Written exercise:
In how many lines of the data does the word "Erkek" appear? Give the number by itself.

^^^^^^^^^^^^^^^^

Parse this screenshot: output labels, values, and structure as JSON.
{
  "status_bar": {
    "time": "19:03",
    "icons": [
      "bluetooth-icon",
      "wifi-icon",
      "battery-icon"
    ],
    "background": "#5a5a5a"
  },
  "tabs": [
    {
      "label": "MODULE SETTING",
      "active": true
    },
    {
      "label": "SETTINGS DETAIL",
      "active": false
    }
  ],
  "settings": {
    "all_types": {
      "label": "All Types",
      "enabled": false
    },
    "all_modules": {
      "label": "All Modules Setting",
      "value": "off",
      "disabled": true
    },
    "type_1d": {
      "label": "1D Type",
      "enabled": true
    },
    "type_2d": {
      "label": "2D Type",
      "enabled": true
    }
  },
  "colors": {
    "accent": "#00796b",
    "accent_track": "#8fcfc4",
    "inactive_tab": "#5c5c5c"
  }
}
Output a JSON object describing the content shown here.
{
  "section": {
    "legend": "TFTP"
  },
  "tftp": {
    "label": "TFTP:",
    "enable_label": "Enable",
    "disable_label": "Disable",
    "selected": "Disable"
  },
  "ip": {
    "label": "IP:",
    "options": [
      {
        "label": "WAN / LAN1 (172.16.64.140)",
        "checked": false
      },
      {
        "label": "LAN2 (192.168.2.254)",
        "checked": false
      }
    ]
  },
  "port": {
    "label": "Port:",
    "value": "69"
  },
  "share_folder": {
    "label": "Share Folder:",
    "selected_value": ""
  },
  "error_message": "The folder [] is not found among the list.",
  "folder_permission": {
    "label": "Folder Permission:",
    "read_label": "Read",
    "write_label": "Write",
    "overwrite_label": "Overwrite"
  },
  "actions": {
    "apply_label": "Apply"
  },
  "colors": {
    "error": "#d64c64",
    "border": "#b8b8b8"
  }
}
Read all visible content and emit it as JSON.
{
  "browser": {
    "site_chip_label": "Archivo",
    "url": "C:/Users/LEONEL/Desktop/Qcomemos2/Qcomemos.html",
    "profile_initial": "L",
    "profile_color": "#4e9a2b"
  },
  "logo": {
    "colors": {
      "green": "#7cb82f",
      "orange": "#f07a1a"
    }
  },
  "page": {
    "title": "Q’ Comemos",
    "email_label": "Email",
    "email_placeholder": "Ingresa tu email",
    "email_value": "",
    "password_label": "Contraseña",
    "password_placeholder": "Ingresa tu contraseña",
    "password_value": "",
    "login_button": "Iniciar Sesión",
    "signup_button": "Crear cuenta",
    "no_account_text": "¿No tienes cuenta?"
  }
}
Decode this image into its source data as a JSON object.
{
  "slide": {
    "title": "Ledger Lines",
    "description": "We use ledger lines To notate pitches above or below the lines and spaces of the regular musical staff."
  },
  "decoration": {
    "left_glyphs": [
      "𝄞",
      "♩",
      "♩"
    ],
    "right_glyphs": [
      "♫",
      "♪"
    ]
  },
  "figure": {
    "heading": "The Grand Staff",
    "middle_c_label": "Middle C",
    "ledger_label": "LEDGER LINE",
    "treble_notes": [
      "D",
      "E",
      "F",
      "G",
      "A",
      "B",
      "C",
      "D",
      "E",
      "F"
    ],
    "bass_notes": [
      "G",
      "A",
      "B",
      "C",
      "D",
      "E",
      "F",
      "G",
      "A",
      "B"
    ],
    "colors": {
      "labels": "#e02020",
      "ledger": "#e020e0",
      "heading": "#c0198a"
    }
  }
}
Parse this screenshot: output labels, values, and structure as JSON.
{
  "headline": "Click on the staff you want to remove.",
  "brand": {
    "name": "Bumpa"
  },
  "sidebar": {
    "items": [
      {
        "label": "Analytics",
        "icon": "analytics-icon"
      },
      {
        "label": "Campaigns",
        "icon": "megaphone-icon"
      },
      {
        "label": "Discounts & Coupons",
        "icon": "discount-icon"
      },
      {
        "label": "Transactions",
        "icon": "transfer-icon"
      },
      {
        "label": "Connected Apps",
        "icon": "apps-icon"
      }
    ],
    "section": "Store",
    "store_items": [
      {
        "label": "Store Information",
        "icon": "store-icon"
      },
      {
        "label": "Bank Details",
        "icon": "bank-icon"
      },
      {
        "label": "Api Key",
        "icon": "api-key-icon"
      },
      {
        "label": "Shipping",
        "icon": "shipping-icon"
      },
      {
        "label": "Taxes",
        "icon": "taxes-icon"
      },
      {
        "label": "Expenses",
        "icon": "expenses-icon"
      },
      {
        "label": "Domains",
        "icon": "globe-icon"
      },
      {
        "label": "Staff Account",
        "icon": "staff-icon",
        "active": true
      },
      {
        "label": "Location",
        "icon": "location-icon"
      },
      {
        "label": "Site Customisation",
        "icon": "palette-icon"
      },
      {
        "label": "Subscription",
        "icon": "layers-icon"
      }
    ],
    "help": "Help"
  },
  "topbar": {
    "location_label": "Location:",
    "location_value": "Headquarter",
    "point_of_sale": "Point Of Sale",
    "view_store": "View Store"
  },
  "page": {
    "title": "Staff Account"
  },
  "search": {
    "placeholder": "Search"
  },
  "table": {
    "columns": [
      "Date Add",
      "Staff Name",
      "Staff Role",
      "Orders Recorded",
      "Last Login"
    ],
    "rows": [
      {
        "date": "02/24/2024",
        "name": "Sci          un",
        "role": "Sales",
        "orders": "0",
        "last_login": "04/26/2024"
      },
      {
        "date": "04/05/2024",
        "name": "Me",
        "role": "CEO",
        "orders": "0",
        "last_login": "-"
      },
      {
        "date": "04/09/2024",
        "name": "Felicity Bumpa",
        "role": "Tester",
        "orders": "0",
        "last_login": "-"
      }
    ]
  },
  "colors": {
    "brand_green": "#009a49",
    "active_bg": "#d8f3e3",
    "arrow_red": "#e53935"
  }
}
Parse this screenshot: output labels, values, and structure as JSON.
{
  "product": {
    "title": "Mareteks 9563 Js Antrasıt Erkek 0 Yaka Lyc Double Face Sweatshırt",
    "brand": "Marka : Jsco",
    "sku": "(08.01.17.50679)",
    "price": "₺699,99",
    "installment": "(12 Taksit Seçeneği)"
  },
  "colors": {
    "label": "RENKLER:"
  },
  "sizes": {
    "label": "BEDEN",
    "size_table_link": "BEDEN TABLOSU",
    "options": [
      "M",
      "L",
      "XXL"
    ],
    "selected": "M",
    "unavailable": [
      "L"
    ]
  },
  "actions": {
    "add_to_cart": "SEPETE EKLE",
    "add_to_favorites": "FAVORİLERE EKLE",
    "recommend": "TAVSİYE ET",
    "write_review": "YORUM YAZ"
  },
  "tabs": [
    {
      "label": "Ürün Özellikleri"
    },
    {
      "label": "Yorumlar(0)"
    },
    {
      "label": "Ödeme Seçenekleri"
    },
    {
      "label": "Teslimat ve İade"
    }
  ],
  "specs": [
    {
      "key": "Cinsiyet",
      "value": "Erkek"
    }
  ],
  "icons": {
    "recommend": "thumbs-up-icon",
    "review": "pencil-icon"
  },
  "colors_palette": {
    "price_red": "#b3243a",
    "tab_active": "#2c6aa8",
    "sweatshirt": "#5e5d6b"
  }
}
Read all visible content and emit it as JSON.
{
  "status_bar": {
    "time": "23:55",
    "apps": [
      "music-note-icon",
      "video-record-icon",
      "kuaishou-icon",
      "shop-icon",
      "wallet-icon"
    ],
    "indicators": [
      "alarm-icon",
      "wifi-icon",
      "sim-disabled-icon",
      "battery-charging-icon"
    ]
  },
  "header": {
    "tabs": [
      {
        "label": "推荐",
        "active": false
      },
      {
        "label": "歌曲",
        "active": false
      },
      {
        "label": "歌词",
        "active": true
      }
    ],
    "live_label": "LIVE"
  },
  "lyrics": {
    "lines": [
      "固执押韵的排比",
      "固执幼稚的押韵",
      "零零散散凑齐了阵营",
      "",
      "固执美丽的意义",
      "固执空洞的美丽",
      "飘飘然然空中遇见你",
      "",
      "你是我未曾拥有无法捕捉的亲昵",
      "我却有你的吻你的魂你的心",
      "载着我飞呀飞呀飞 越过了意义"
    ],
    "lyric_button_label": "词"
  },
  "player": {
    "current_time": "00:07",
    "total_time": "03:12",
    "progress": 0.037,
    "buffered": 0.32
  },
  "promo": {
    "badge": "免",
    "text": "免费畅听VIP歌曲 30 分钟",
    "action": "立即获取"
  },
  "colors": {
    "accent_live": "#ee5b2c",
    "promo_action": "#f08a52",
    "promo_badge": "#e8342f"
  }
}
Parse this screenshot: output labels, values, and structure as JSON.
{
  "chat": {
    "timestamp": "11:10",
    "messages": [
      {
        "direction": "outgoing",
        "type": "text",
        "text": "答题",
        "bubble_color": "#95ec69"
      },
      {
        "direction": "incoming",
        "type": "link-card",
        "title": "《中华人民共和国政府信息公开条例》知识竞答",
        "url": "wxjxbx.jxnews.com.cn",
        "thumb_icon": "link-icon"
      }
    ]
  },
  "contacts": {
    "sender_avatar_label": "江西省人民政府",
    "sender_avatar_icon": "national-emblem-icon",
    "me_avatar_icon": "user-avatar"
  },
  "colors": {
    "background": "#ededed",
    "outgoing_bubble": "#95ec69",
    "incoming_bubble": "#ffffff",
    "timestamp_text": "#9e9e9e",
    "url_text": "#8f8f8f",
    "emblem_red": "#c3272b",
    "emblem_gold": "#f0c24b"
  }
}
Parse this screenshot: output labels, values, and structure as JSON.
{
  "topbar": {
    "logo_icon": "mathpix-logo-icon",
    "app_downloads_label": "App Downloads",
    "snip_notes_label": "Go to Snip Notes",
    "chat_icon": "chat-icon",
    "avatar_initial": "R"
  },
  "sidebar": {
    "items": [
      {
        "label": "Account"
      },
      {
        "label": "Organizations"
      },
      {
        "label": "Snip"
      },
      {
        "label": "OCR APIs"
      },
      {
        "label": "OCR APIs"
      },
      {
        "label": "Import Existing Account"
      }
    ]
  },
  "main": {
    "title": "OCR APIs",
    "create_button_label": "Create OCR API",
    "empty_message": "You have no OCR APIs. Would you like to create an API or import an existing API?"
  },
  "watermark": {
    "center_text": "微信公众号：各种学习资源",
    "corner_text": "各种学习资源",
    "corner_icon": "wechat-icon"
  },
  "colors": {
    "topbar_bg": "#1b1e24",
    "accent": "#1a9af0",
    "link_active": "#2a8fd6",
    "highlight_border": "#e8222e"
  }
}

^^^^^^^^^^^^^^^^

Output of the exercise:
2